● **Exercise directions**:
Write out every entry exactly as it stands.

(Dataset excerpt)

§

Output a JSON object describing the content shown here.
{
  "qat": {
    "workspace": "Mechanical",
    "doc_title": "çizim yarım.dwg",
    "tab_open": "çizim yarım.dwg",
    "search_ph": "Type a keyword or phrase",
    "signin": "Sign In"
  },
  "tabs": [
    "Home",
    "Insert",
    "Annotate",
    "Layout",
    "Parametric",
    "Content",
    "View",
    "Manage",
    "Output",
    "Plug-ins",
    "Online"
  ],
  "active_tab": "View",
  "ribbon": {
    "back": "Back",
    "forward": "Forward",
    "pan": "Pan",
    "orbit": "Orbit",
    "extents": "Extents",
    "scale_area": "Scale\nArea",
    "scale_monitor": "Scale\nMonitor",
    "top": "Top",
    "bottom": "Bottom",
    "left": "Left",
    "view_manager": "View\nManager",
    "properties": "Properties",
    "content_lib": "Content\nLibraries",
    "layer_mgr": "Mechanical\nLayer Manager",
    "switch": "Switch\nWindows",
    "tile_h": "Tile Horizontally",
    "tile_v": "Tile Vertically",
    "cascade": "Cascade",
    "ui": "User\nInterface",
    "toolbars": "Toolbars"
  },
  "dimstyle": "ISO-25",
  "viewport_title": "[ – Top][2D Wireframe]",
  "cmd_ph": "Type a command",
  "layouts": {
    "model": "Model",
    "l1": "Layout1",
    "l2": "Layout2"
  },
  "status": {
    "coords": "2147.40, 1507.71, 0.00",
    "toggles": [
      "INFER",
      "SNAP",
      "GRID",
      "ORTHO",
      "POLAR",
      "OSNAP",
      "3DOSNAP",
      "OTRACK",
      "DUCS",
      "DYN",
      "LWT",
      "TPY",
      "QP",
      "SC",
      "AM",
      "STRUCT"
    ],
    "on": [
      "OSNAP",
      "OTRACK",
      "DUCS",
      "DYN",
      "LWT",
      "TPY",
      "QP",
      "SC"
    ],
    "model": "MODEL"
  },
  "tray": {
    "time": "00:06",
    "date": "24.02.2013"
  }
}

§

● **Response to the exercise**:
Output a JSON object describing the content shown here.
{
  "qat": {
    "workspace": "Mechanical",
    "doc_title": "çizim yarım.dwg",
    "tab_open": "çizim yarım.dwg",
    "search_ph": "Type a keyword or phrase",
    "signin": "Sign In"
  },
  "tabs": [
    "Home",
    "Insert",
    "Annotate",
    "Layout",
    "Parametric",
    "Content",
    "View",
    "Manage",
    "Output",
    "Plug-ins",
    "Online"
  ],
  "active_tab": "View",
  "ribbon": {
    "back": "Back",
    "forward": "Forward",
    "pan": "Pan",
    "orbit": "Orbit",
    "extents": "Extents",
    "scale_area": "Scale\nArea",
    "scale_monitor": "Scale\nMonitor",
    "top": "Top",
    "bottom": "Bottom",
    "left": "Left",
    "view_manager": "View\nManager",
    "properties": "Properties",
    "content_lib": "Content\nLibraries",
    "layer_mgr": "Mechanical\nLayer Manager",
    "switch": "Switch\nWindows",
    "tile_h": "Tile Horizontally",
    "tile_v": "Tile Vertically",
    "cascade": "Cascade",
    "ui": "User\nInterface",
    "toolbars": "Toolbars"
  },
  "dimstyle": "ISO-25",
  "viewport_title": "[ – Top][2D Wireframe]",
  "cmd_ph": "Type a command",
  "layouts": {
    "model": "Model",
    "l1": "Layout1",
    "l2": "Layout2"
  },
  "status": {
    "coords": "2147.40, 1507.71, 0.00",
    "toggles": [
      "INFER",
      "SNAP",
      "GRID",
      "ORTHO",
      "POLAR",
      "OSNAP",
      "3DOSNAP",
      "OTRACK",
      "DUCS",
      "DYN",
      "LWT",
      "TPY",
      "QP",
      "SC",
      "AM",
      "STRUCT"
    ],
    "on": [
      "OSNAP",
      "OTRACK",
      "DUCS",
      "DYN",
      "LWT",
      "TPY",
      "QP",
      "SC"
    ],
    "model": "MODEL"
  },
  "tray": {
    "time": "00:06",
    "date": "24.02.2013"
  }
}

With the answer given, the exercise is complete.